:: Written instruction ::
Lines holding the string "structured" are the ones to copy; find them all in the data.
++++ Extracted data ++++
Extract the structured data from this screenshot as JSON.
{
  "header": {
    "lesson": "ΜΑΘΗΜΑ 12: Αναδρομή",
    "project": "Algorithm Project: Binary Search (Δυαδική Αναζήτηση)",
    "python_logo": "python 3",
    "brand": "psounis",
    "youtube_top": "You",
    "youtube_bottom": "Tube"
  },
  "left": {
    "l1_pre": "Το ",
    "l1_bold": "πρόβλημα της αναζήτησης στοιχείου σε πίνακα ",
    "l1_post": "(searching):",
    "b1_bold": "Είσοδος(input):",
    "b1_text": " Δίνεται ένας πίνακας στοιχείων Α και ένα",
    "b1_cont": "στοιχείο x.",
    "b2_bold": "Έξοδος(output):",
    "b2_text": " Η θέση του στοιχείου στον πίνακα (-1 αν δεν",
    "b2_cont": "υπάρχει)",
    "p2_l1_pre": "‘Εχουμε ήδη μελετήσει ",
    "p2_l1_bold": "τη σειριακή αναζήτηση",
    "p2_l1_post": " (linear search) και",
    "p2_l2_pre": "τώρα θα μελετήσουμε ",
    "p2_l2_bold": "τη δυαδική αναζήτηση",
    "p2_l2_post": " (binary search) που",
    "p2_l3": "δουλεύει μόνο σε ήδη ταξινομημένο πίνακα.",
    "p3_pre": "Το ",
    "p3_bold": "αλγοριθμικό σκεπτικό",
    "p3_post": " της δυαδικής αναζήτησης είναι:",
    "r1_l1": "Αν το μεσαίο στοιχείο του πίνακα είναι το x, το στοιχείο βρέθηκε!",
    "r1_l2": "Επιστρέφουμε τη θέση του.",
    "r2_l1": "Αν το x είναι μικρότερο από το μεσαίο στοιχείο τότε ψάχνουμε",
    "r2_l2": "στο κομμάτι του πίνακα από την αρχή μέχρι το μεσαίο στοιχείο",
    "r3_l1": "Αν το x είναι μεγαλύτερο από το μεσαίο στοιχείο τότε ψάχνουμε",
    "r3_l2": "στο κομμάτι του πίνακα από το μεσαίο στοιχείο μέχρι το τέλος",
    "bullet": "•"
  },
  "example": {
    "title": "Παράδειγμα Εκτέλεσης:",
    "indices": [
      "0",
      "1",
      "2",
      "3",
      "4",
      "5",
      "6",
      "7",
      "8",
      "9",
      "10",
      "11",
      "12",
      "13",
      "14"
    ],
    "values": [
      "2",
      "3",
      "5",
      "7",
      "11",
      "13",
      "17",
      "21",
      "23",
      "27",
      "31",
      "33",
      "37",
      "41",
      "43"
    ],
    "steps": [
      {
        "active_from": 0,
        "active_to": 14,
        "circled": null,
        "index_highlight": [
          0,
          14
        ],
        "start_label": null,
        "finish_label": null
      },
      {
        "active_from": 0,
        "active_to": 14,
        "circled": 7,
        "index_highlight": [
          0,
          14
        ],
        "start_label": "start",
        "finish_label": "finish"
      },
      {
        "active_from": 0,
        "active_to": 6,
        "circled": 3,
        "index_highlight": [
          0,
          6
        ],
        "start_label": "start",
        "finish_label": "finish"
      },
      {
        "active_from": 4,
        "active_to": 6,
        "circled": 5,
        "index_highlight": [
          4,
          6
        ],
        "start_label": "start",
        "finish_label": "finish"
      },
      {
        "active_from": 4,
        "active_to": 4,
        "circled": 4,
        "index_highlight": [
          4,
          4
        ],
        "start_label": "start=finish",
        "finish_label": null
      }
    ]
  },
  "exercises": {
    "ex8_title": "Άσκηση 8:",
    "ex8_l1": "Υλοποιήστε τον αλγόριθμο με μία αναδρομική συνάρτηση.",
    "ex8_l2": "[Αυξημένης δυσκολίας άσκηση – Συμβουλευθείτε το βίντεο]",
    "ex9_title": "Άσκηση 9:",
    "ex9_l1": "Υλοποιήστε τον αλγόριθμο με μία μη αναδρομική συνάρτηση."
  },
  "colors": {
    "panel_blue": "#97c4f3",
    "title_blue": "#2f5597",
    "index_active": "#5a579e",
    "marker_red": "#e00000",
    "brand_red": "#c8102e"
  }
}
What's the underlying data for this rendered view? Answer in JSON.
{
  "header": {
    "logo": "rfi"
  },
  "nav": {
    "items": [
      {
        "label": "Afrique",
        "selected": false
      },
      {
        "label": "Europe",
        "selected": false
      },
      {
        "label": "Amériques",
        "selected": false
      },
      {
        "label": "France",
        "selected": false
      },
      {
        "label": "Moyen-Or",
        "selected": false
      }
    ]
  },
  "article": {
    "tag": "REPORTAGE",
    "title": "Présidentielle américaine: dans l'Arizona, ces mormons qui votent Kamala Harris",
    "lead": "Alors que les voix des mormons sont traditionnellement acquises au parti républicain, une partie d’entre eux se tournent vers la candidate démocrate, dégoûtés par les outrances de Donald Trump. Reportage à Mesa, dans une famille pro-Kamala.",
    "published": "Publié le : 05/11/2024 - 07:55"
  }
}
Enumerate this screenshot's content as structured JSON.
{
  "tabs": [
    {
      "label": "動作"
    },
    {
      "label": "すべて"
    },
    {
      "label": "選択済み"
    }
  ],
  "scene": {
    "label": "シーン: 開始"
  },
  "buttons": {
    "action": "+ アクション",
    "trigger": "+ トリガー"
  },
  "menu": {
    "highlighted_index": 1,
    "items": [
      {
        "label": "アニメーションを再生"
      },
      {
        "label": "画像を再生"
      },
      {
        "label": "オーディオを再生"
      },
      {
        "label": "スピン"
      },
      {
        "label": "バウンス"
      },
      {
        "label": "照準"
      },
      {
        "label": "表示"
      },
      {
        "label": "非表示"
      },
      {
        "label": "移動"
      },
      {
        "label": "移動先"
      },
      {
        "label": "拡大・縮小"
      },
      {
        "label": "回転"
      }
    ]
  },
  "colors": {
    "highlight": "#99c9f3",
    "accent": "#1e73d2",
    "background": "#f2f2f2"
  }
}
++++
:: Task output ::
Extract the structured data from this screenshot as JSON.
Enumerate this screenshot's content as structured JSON.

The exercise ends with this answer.